Requirement - Nothing should be left out: output all of the entries exactly.

☆ ☆ ☆ ☆ ☆ ☆ ☆

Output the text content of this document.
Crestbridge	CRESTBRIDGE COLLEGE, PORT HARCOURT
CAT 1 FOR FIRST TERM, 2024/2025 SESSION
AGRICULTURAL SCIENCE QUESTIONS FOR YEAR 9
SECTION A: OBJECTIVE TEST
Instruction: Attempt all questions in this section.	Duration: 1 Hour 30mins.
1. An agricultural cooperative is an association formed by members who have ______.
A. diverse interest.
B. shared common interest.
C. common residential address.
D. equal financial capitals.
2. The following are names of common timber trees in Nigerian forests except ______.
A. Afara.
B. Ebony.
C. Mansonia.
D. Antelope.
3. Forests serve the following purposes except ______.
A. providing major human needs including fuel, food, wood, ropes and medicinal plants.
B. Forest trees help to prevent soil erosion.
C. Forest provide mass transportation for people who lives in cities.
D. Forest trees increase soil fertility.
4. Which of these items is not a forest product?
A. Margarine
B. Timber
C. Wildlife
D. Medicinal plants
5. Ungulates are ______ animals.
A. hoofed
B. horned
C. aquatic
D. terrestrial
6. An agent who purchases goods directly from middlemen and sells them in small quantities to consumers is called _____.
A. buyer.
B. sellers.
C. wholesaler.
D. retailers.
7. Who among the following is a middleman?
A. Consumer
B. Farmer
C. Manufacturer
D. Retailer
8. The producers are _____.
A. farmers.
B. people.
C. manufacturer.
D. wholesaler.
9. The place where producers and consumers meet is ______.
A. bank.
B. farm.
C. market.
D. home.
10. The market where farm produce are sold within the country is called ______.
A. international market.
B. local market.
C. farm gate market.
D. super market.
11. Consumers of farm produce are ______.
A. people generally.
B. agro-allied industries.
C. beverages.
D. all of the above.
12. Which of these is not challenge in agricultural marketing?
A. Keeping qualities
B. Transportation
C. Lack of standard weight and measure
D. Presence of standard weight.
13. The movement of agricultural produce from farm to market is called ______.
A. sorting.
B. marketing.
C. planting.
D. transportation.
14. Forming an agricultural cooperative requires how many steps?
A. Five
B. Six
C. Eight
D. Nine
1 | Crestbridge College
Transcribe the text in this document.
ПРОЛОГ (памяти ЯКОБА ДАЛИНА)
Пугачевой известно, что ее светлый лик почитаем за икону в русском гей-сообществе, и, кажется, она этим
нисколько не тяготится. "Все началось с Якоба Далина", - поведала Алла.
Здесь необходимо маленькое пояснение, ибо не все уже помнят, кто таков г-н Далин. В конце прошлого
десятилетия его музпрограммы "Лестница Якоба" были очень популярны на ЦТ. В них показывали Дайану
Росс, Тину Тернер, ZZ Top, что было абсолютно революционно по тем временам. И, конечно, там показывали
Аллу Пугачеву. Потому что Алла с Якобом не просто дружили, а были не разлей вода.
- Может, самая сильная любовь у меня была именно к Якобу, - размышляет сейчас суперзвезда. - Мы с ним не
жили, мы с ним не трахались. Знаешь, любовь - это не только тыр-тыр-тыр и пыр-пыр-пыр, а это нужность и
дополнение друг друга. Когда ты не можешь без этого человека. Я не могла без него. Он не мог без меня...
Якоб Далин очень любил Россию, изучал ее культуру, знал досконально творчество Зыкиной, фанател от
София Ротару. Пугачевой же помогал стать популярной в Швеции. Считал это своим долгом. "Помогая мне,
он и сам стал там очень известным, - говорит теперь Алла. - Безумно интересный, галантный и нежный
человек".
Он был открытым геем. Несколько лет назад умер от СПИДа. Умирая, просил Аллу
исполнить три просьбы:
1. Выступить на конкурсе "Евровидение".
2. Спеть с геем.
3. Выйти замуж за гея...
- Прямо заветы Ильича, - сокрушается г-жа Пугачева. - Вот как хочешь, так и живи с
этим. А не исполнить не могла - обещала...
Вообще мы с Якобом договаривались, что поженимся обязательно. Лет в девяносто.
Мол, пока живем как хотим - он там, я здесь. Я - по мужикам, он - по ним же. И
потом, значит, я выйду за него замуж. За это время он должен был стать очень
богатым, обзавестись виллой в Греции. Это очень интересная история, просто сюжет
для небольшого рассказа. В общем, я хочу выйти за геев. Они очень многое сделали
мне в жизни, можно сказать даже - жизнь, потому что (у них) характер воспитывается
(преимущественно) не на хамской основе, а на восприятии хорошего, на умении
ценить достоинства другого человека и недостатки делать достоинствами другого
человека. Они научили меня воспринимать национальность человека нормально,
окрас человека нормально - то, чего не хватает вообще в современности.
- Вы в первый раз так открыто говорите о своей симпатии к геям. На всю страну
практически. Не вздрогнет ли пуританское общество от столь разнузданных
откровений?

☆ ☆ ☆ ☆ ☆ ☆ ☆

Answer for this exercise -
Output the text content of this document.
Crestbridge	CRESTBRIDGE COLLEGE, PORT HARCOURT
CAT 1 FOR FIRST TERM, 2024/2025 SESSION
AGRICULTURAL SCIENCE QUESTIONS FOR YEAR 9
SECTION A: OBJECTIVE TEST
Instruction: Attempt all questions in this section.	Duration: 1 Hour 30mins.
1. An agricultural cooperative is an association formed by members who have ______.
A. diverse interest.
B. shared common interest.
C. common residential address.
D. equal financial capitals.
2. The following are names of common timber trees in Nigerian forests except ______.
A. Afara.
B. Ebony.
C. Mansonia.
D. Antelope.
3. Forests serve the following purposes except ______.
A. providing major human needs including fuel, food, wood, ropes and medicinal plants.
B. Forest trees help to prevent soil erosion.
C. Forest provide mass transportation for people who lives in cities.
D. Forest trees increase soil fertility.
4. Which of these items is not a forest product?
A. Margarine
B. Timber
C. Wildlife
D. Medicinal plants
5. Ungulates are ______ animals.
A. hoofed
B. horned
C. aquatic
D. terrestrial
6. An agent who purchases goods directly from middlemen and sells them in small quantities to consumers is called _____.
A. buyer.
B. sellers.
C. wholesaler.
D. retailers.
7. Who among the following is a middleman?
A. Consumer
B. Farmer
C. Manufacturer
D. Retailer
8. The producers are _____.
A. farmers.
B. people.
C. manufacturer.
D. wholesaler.
9. The place where producers and consumers meet is ______.
A. bank.
B. farm.
C. market.
D. home.
10. The market where farm produce are sold within the country is called ______.
A. international market.
B. local market.
C. farm gate market.
D. super market.
11. Consumers of farm produce are ______.
A. people generally.
B. agro-allied industries.
C. beverages.
D. all of the above.
12. Which of these is not challenge in agricultural marketing?
A. Keeping qualities
B. Transportation
C. Lack of standard weight and measure
D. Presence of standard weight.
13. The movement of agricultural produce from farm to market is called ______.
A. sorting.
B. marketing.
C. planting.
D. transportation.
14. Forming an agricultural cooperative requires how many steps?
A. Five
B. Six
C. Eight
D. Nine
1 | Crestbridge College
Transcribe the text in this document.
ПРОЛОГ (памяти ЯКОБА ДАЛИНА)
Пугачевой известно, что ее светлый лик почитаем за икону в русском гей-сообществе, и, кажется, она этим
нисколько не тяготится. "Все началось с Якоба Далина", - поведала Алла.
Здесь необходимо маленькое пояснение, ибо не все уже помнят, кто таков г-н Далин. В конце прошлого
десятилетия его музпрограммы "Лестница Якоба" были очень популярны на ЦТ. В них показывали Дайану
Росс, Тину Тернер, ZZ Top, что было абсолютно революционно по тем временам. И, конечно, там показывали
Аллу Пугачеву. Потому что Алла с Якобом не просто дружили, а были не разлей вода.
- Может, самая сильная любовь у меня была именно к Якобу, - размышляет сейчас суперзвезда. - Мы с ним не
жили, мы с ним не трахались. Знаешь, любовь - это не только тыр-тыр-тыр и пыр-пыр-пыр, а это нужность и
дополнение друг друга. Когда ты не можешь без этого человека. Я не могла без него. Он не мог без меня...
Якоб Далин очень любил Россию, изучал ее культуру, знал досконально творчество Зыкиной, фанател от
София Ротару. Пугачевой же помогал стать популярной в Швеции. Считал это своим долгом. "Помогая мне,
он и сам стал там очень известным, - говорит теперь Алла. - Безумно интересный, галантный и нежный
человек".
Он был открытым геем. Несколько лет назад умер от СПИДа. Умирая, просил Аллу
исполнить три просьбы:
1. Выступить на конкурсе "Евровидение".
2. Спеть с геем.
3. Выйти замуж за гея...
- Прямо заветы Ильича, - сокрушается г-жа Пугачева. - Вот как хочешь, так и живи с
этим. А не исполнить не могла - обещала...
Вообще мы с Якобом договаривались, что поженимся обязательно. Лет в девяносто.
Мол, пока живем как хотим - он там, я здесь. Я - по мужикам, он - по ним же. И
потом, значит, я выйду за него замуж. За это время он должен был стать очень
богатым, обзавестись виллой в Греции. Это очень интересная история, просто сюжет
для небольшого рассказа. В общем, я хочу выйти за геев. Они очень многое сделали
мне в жизни, можно сказать даже - жизнь, потому что (у них) характер воспитывается
(преимущественно) не на хамской основе, а на восприятии хорошего, на умении
ценить достоинства другого человека и недостатки делать достоинствами другого
человека. Они научили меня воспринимать национальность человека нормально,
окрас человека нормально - то, чего не хватает вообще в современности.
- Вы в первый раз так открыто говорите о своей симпатии к геям. На всю страну
практически. Не вздрогнет ли пуританское общество от столь разнузданных
откровений?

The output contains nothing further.